=== Exercise aim ===
Pull every line that holds the word "Enter" from the entries.

=== Given data ===
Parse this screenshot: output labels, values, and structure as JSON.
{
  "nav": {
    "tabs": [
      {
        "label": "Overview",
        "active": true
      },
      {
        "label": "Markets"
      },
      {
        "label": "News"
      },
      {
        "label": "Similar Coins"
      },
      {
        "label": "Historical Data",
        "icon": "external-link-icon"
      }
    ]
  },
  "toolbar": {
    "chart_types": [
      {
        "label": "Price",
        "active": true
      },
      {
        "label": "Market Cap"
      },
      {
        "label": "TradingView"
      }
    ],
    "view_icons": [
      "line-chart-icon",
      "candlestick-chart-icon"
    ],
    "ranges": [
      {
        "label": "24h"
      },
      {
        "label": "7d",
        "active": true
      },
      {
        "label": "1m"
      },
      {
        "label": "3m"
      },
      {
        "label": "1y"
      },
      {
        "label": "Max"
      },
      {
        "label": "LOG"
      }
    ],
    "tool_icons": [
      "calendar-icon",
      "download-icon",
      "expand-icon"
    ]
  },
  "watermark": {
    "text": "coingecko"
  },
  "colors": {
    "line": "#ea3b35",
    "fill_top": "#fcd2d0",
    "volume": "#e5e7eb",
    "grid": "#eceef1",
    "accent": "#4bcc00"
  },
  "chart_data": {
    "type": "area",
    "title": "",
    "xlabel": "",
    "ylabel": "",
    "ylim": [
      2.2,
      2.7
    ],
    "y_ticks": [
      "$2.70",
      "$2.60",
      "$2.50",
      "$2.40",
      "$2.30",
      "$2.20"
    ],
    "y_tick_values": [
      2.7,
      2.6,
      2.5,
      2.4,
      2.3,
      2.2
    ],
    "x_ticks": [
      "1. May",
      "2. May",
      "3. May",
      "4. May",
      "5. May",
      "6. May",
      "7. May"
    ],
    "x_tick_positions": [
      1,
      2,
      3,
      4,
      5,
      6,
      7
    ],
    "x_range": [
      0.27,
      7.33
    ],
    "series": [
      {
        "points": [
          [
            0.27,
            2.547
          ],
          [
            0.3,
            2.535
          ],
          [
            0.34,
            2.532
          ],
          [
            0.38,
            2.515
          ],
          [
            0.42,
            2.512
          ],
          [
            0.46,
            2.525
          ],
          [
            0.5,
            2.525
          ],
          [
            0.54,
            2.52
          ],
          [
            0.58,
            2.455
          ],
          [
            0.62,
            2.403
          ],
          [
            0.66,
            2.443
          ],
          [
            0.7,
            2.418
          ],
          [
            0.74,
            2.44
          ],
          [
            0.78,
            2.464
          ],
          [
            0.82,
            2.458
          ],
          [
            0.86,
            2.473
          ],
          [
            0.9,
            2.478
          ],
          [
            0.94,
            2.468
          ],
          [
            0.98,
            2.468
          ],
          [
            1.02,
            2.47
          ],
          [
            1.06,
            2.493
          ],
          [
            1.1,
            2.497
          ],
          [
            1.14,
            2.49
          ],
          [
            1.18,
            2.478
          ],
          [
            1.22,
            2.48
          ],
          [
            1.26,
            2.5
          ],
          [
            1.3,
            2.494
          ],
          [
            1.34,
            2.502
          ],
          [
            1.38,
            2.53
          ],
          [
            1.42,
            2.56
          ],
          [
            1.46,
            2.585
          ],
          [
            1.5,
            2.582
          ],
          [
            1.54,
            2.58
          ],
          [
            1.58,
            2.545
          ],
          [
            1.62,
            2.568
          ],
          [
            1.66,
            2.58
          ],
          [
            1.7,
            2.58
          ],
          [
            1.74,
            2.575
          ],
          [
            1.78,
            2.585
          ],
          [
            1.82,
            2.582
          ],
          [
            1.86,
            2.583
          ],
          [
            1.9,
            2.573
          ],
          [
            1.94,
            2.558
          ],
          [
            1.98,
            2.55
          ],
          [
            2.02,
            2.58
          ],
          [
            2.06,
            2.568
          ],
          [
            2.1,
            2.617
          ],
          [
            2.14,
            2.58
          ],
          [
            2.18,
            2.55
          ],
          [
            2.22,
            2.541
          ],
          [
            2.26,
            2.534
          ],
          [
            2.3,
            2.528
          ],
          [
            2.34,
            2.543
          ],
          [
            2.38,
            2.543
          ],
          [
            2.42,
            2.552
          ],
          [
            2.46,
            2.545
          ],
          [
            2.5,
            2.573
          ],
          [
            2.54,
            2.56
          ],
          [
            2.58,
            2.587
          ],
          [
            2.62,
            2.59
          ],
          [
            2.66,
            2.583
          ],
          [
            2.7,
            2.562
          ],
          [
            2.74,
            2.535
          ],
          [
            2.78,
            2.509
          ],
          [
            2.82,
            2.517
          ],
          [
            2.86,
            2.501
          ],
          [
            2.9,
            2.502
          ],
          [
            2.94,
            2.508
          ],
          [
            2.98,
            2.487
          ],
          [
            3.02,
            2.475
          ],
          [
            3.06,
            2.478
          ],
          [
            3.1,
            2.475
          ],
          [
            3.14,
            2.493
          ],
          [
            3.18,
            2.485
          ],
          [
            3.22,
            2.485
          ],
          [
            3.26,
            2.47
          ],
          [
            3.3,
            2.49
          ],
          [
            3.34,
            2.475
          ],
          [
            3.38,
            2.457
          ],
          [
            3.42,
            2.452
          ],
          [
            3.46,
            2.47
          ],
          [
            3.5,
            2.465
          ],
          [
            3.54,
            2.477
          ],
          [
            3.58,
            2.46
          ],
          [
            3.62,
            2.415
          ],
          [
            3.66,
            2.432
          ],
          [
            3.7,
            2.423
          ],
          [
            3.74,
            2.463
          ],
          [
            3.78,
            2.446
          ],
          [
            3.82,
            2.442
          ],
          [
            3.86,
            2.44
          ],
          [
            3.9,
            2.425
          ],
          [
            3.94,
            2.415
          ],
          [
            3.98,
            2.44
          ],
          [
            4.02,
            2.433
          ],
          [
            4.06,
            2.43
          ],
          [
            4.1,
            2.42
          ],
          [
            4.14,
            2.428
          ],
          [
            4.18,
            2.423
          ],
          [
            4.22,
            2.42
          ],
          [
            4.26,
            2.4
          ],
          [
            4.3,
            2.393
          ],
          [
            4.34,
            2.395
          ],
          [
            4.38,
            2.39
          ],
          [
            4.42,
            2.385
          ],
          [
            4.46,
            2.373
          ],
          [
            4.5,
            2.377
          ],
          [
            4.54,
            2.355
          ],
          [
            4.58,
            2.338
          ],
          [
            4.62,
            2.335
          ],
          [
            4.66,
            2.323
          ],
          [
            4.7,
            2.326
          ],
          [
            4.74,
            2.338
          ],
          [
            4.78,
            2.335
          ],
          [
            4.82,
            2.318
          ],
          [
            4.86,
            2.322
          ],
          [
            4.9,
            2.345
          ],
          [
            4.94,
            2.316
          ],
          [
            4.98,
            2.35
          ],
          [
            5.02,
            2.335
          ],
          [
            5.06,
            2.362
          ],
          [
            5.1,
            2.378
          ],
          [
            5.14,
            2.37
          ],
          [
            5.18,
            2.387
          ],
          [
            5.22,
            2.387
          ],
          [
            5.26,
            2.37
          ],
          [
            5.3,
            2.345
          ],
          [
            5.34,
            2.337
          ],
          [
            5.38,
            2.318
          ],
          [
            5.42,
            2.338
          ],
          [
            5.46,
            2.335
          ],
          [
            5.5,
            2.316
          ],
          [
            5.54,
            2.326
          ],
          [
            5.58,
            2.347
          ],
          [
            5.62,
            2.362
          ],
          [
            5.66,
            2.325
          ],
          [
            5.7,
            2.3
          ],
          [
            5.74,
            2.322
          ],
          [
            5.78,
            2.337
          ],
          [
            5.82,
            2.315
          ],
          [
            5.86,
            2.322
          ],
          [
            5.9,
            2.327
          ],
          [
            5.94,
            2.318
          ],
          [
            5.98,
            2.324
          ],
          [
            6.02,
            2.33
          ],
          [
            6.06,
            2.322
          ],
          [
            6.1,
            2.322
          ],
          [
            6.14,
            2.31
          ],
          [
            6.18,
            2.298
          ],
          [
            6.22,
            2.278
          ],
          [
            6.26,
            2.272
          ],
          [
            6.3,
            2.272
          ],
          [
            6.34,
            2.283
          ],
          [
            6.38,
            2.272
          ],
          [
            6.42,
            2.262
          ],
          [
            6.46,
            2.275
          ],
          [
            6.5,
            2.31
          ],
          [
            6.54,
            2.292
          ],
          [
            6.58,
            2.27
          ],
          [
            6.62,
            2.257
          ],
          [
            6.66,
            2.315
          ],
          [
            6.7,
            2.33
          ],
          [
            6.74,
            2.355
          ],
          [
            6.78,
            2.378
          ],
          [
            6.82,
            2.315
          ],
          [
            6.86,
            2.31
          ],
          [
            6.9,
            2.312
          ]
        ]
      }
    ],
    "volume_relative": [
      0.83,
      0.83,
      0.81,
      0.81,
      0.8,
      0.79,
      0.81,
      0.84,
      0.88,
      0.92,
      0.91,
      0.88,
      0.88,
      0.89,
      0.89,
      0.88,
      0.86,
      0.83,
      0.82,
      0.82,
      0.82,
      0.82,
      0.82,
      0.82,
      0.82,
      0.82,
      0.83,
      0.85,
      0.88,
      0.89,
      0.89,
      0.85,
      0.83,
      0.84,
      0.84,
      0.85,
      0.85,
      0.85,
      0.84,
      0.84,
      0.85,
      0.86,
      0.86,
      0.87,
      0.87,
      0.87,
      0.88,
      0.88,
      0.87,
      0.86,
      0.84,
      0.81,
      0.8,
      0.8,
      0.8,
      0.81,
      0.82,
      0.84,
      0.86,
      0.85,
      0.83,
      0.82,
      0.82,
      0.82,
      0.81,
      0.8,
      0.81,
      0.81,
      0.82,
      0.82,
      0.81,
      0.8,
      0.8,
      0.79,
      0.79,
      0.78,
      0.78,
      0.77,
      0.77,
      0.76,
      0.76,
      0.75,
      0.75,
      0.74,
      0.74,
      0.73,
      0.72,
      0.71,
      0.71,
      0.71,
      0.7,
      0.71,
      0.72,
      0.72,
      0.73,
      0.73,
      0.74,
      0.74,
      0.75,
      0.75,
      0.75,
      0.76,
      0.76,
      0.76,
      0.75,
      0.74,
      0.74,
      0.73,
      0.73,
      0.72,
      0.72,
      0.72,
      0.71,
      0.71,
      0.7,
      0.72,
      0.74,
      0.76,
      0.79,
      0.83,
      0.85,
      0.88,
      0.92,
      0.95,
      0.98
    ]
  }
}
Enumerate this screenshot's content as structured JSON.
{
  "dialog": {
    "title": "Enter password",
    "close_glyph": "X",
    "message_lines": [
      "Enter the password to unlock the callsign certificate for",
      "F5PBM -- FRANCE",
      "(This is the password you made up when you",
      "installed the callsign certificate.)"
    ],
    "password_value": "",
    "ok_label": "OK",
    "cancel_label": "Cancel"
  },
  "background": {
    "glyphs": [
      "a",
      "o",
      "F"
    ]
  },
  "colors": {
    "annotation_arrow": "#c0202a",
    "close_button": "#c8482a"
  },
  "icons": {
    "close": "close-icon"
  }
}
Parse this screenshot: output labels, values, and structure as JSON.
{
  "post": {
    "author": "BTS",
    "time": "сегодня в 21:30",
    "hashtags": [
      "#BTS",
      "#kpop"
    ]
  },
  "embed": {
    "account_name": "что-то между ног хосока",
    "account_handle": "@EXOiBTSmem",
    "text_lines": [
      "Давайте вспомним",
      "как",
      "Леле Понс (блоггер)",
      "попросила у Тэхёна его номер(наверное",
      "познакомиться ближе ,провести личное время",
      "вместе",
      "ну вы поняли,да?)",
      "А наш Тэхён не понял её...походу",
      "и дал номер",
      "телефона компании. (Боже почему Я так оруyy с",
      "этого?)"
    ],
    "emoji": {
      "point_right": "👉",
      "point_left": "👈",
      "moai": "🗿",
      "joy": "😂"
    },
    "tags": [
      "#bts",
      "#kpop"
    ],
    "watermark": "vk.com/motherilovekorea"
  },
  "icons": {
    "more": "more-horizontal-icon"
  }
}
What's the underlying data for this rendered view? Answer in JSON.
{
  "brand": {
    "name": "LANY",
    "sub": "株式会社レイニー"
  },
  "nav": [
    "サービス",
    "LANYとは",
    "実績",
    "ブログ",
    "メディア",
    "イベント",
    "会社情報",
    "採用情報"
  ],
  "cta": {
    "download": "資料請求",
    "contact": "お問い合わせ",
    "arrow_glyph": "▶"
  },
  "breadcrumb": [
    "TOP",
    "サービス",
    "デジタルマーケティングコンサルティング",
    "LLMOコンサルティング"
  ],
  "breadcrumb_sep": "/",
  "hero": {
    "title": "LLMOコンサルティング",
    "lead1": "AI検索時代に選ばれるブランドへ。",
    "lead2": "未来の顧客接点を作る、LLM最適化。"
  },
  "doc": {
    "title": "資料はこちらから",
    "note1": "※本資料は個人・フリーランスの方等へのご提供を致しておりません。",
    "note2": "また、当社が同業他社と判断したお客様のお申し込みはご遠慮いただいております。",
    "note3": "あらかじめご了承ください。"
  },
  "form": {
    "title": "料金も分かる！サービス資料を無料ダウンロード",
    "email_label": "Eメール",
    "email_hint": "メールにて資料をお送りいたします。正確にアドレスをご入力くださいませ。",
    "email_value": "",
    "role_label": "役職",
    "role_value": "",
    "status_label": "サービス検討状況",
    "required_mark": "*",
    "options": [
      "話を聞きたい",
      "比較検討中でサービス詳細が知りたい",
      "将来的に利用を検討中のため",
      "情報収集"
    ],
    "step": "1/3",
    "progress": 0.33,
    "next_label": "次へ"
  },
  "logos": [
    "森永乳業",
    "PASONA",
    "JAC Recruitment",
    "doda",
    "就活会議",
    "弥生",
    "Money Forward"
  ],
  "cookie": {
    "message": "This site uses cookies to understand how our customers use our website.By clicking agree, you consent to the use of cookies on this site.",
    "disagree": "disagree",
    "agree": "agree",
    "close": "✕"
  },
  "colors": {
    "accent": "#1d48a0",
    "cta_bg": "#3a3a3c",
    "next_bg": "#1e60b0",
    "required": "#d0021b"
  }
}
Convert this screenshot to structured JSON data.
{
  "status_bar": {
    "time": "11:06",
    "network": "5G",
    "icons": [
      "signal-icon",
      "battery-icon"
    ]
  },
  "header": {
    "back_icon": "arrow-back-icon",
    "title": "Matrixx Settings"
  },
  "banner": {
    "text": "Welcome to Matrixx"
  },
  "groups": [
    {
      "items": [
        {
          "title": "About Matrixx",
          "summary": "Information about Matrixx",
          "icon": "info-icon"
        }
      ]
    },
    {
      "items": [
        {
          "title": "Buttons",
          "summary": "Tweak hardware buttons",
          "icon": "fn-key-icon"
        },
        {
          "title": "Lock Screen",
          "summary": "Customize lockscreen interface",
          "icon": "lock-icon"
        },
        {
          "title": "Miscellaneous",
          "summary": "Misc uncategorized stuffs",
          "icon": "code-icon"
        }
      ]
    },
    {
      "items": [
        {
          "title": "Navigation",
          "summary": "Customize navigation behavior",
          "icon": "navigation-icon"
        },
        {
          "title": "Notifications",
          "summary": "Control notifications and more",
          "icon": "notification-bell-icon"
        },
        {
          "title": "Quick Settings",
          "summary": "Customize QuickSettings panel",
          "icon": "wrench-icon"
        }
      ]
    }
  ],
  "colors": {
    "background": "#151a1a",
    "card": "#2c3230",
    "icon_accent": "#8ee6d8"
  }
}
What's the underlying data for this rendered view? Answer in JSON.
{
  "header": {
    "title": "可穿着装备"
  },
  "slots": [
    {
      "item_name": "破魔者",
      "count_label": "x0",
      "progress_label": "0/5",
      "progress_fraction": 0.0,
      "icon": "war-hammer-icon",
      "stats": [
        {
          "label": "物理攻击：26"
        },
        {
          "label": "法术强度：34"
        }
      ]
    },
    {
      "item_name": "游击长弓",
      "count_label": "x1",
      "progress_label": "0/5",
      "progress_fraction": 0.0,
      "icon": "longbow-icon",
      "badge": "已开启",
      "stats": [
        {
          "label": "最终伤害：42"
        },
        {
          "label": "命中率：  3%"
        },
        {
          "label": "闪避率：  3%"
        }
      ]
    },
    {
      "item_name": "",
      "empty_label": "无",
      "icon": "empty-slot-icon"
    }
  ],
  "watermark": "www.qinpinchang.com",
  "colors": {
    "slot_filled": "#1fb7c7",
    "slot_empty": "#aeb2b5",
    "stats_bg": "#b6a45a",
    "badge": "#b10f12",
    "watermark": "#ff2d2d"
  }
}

=== Exercise output ===
    "title": "Enter password",
      "Enter the password to unlock the callsign certificate for",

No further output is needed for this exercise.